-- DIRECTIVE --
Pull out the data verbatim from the line with "List UI elements" through the line with "marker-trace [242, 83, 278, 139]", including both of those lines. Leave the pictures out.

Start of SUPPLIED RECORDS

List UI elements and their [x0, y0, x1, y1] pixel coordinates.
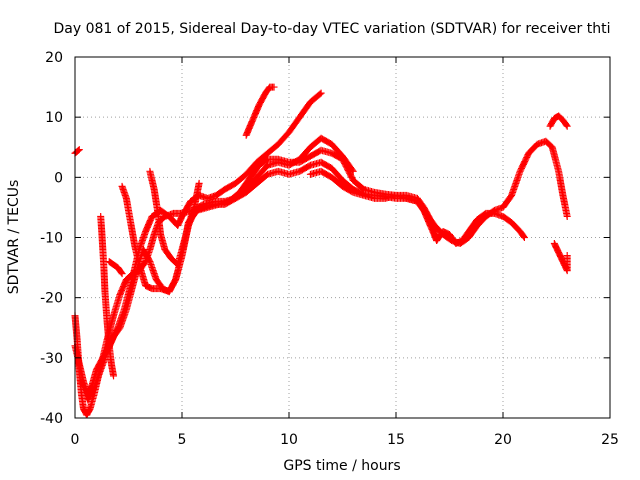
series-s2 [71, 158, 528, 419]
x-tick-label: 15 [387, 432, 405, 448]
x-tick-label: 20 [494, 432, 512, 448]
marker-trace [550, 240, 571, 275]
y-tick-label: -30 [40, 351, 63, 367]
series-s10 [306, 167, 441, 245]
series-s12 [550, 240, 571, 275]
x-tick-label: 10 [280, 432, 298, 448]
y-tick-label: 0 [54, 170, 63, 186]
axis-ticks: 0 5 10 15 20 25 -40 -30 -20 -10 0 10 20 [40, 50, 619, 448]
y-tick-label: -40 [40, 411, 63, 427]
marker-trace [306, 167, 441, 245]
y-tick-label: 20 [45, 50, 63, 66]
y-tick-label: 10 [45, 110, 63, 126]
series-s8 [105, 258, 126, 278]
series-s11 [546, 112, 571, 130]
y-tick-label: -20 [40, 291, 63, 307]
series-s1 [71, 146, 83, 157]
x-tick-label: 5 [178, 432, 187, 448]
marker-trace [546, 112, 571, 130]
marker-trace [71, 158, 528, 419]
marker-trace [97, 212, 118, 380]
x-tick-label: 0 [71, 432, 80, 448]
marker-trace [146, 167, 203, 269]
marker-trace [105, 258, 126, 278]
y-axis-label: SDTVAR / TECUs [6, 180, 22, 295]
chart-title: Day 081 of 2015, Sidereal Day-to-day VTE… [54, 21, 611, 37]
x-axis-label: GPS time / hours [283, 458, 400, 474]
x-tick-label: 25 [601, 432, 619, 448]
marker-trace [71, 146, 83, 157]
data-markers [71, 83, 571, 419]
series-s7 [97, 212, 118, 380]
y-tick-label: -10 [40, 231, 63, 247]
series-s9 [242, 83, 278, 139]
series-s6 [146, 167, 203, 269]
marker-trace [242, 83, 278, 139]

End of SUPPLIED RECORDS
Start of SUPPLIED RECORDS

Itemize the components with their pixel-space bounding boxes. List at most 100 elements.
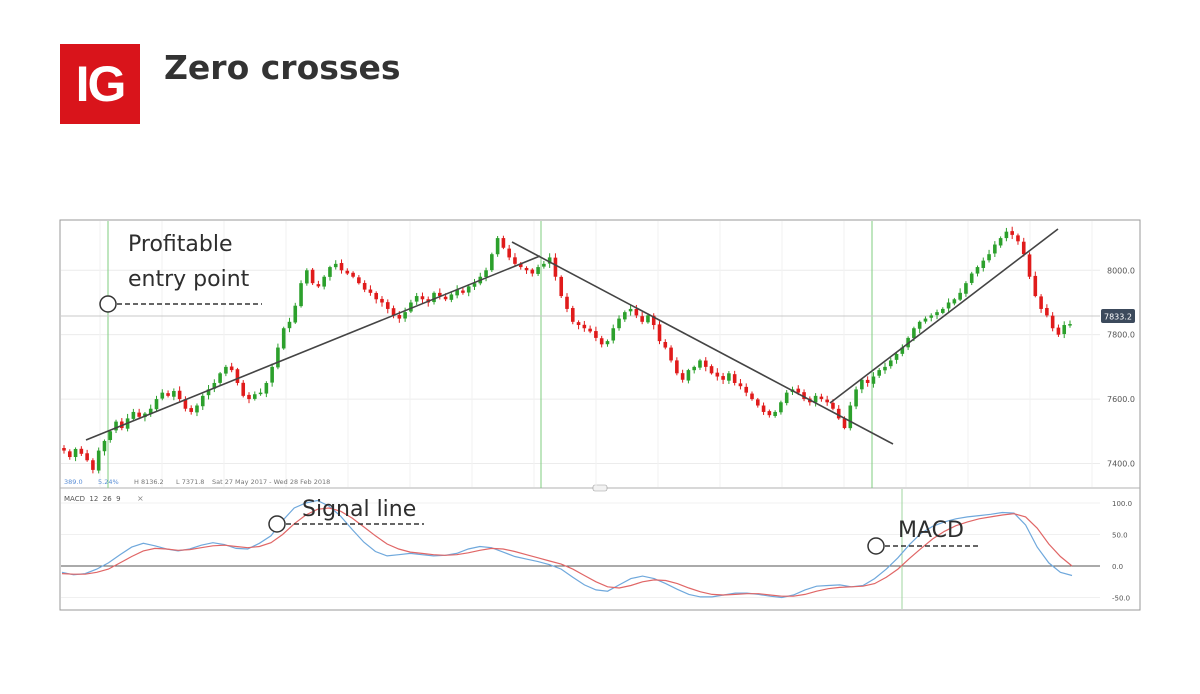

End of SUPPLIED RECORDS

-- COMPLETE OUTPUT --
List UI elements and their [x0, y0, x1, y1] pixel coordinates.
series-s2 [71, 158, 528, 419]
x-tick-label: 15 [387, 432, 405, 448]
x-tick-label: 20 [494, 432, 512, 448]
marker-trace [550, 240, 571, 275]
y-tick-label: -30 [40, 351, 63, 367]
series-s10 [306, 167, 441, 245]
series-s12 [550, 240, 571, 275]
x-tick-label: 10 [280, 432, 298, 448]
y-tick-label: 0 [54, 170, 63, 186]
axis-ticks: 0 5 10 15 20 25 -40 -30 -20 -10 0 10 20 [40, 50, 619, 448]
y-tick-label: -40 [40, 411, 63, 427]
marker-trace [306, 167, 441, 245]
y-tick-label: 20 [45, 50, 63, 66]
y-tick-label: 10 [45, 110, 63, 126]
series-s8 [105, 258, 126, 278]
series-s11 [546, 112, 571, 130]
y-tick-label: -20 [40, 291, 63, 307]
series-s1 [71, 146, 83, 157]
x-tick-label: 5 [178, 432, 187, 448]
marker-trace [546, 112, 571, 130]
marker-trace [71, 158, 528, 419]
marker-trace [97, 212, 118, 380]
x-tick-label: 0 [71, 432, 80, 448]
marker-trace [146, 167, 203, 269]
marker-trace [105, 258, 126, 278]
y-axis-label: SDTVAR / TECUs [6, 180, 22, 295]
chart-title: Day 081 of 2015, Sidereal Day-to-day VTE… [54, 21, 611, 37]
x-axis-label: GPS time / hours [283, 458, 400, 474]
x-tick-label: 25 [601, 432, 619, 448]
marker-trace [71, 146, 83, 157]
data-markers [71, 83, 571, 419]
series-s7 [97, 212, 118, 380]
y-tick-label: -10 [40, 231, 63, 247]
series-s9 [242, 83, 278, 139]
series-s6 [146, 167, 203, 269]
marker-trace [242, 83, 278, 139]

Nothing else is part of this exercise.